#### Objective:
Extract all lines in the data that contain the word "based".

(Saved entries)
◆ ◆ ◆ ◆

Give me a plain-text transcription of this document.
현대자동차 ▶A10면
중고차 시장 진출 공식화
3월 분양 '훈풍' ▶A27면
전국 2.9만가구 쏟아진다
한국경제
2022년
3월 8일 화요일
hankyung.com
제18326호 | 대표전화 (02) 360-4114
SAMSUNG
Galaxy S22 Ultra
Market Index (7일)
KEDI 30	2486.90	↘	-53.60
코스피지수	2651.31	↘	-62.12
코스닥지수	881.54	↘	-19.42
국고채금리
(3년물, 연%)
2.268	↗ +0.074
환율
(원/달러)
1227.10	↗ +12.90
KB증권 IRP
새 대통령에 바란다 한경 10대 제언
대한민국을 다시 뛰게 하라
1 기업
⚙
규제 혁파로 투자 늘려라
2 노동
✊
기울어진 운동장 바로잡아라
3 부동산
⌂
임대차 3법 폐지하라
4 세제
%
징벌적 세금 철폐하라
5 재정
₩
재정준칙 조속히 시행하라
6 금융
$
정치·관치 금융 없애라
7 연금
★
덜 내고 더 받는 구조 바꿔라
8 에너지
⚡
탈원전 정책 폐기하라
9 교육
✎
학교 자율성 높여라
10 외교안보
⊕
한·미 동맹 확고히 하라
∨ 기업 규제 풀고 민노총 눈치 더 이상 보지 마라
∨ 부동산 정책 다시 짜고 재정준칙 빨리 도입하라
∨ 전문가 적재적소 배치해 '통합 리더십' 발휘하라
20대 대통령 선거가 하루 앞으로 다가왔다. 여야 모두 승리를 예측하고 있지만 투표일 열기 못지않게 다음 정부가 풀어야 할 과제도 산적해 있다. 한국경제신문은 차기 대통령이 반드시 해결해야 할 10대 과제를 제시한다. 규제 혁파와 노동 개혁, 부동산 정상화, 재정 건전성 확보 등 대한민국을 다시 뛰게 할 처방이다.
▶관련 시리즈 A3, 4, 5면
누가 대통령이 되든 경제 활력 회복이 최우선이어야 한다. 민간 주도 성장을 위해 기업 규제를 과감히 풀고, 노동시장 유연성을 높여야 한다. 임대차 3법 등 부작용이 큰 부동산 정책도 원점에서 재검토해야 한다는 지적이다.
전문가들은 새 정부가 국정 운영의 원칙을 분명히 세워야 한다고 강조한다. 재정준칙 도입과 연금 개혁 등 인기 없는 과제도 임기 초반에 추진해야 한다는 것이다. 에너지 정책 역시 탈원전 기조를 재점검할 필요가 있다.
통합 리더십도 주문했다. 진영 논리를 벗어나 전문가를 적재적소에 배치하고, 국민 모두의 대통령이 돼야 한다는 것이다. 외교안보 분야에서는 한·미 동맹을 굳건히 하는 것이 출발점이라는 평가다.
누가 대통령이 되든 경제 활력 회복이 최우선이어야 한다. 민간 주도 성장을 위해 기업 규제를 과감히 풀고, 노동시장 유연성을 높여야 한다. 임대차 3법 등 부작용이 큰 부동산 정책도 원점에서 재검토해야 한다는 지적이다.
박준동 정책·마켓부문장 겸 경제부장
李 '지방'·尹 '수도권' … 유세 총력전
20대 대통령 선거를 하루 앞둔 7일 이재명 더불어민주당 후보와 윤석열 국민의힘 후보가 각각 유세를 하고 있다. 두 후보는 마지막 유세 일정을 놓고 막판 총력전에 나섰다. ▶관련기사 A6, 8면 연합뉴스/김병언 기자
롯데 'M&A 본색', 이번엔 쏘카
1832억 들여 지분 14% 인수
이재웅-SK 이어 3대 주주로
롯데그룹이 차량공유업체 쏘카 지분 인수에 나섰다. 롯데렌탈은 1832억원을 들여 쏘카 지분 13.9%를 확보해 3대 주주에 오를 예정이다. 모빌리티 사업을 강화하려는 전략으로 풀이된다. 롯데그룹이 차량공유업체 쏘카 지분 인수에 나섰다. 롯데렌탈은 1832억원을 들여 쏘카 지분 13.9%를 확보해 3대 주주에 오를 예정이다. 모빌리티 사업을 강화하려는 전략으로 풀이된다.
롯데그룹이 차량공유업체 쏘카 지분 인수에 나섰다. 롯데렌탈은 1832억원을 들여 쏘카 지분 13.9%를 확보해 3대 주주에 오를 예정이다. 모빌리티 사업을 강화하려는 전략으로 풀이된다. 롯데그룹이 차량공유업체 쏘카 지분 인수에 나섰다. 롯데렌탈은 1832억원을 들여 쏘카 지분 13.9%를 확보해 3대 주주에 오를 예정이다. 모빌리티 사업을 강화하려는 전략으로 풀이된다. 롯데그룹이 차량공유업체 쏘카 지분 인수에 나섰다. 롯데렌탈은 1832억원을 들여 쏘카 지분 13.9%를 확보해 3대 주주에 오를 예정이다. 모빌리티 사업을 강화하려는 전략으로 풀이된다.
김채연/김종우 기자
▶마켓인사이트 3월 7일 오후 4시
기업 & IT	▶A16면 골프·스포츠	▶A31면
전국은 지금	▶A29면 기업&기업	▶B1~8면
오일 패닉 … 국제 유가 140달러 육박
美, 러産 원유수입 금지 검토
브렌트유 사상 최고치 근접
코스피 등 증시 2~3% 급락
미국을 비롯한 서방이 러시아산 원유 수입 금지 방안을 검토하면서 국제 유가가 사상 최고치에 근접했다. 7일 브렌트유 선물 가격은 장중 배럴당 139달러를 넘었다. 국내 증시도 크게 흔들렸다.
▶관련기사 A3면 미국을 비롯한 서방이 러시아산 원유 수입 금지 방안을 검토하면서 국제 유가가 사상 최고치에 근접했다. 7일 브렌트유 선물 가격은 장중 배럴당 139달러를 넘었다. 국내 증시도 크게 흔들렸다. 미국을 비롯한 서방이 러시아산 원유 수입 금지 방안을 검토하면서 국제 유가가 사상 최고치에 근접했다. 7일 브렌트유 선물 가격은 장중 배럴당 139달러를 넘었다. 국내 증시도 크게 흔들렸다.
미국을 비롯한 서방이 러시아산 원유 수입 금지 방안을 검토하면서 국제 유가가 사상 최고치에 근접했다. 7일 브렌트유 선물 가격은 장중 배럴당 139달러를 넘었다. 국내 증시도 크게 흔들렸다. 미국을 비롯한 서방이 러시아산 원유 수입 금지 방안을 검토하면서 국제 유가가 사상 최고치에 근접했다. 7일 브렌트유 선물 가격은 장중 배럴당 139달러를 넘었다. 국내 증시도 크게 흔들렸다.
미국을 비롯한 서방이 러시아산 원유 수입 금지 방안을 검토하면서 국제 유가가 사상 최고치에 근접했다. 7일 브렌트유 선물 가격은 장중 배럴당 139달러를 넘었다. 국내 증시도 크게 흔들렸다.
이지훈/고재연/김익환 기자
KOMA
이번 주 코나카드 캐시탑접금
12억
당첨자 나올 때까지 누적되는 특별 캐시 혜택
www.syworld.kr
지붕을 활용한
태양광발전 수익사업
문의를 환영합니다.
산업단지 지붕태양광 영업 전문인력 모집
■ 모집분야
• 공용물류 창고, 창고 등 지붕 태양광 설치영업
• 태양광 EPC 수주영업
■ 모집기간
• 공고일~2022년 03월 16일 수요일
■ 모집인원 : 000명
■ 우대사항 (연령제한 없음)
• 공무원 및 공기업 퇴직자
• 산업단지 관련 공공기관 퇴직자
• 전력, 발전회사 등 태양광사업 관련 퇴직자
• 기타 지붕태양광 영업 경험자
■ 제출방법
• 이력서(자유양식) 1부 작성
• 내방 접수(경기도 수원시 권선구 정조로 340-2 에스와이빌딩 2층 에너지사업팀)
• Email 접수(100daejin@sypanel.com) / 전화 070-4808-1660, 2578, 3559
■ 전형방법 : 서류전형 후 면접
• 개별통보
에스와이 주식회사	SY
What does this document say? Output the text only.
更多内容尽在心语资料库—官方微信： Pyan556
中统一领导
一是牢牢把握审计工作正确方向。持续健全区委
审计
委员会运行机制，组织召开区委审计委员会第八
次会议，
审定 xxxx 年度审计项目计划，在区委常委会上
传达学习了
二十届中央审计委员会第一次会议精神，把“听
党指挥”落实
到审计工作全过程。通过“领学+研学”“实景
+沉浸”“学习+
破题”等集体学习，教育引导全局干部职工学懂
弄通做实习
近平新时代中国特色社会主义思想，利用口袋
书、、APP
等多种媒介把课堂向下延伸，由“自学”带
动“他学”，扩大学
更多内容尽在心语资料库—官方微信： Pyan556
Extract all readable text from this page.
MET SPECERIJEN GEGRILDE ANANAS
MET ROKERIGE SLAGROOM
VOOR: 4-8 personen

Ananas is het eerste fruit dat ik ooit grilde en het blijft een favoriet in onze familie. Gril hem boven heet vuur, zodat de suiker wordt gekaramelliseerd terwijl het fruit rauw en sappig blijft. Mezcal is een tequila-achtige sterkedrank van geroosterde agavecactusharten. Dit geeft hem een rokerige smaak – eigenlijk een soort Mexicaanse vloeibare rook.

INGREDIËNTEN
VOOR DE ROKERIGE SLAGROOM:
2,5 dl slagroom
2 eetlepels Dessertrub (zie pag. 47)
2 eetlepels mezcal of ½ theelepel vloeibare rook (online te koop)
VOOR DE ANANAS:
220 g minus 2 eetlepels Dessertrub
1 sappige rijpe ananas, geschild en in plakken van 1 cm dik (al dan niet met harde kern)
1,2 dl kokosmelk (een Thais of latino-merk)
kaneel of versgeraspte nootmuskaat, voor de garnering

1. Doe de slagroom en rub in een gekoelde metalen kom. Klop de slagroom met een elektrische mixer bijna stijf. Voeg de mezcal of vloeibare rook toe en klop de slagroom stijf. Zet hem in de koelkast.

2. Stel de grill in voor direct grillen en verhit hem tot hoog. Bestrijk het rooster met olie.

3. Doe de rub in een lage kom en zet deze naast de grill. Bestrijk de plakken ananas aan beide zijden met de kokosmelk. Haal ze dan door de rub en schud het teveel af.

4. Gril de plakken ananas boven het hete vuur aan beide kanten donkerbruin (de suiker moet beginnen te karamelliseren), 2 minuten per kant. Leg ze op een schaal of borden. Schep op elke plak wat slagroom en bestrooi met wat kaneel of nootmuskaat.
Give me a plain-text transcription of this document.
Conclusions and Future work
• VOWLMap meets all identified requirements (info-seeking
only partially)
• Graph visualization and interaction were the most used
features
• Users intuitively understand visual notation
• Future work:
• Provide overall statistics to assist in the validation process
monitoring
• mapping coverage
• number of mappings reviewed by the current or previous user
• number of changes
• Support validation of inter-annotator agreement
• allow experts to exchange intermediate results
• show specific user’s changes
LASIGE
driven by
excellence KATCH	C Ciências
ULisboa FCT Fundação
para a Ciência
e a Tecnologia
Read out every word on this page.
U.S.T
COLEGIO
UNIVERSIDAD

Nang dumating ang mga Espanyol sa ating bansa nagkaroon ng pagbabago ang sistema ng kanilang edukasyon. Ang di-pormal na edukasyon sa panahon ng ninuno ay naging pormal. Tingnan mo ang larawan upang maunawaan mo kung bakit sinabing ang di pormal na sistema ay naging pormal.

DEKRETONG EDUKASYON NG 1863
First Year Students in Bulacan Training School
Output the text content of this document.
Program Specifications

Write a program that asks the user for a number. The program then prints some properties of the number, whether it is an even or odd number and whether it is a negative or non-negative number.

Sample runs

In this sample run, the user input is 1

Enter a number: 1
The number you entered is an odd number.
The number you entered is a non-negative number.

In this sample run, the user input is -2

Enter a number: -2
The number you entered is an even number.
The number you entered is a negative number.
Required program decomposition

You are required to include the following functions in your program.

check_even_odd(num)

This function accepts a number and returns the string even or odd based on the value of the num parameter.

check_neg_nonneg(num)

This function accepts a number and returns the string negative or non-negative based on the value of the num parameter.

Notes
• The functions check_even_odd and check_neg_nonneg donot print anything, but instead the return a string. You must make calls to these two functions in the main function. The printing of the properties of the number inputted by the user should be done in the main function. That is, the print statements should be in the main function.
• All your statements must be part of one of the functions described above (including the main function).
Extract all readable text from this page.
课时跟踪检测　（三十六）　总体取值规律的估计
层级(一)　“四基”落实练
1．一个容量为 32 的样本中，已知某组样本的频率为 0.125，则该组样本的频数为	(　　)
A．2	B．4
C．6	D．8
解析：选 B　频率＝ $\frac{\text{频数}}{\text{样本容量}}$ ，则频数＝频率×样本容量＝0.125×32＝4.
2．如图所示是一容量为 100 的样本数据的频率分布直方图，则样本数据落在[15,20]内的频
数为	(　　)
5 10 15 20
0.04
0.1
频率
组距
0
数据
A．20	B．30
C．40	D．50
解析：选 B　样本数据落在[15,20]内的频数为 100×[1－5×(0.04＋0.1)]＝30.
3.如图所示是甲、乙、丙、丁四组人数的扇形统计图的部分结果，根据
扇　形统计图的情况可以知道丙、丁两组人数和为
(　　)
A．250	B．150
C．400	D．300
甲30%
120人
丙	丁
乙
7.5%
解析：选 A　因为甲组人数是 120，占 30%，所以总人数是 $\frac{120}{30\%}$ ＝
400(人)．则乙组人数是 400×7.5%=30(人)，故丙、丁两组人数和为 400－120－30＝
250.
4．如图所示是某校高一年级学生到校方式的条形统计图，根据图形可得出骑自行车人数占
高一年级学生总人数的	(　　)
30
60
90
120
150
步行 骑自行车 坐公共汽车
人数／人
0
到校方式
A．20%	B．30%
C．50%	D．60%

◆ ◆ ◆ ◆

#### Exercise output:
This function accepts a number and returns the string even or odd based on the value of the num parameter.
This function accepts a number and returns the string negative or non-negative based on the value of the num parameter.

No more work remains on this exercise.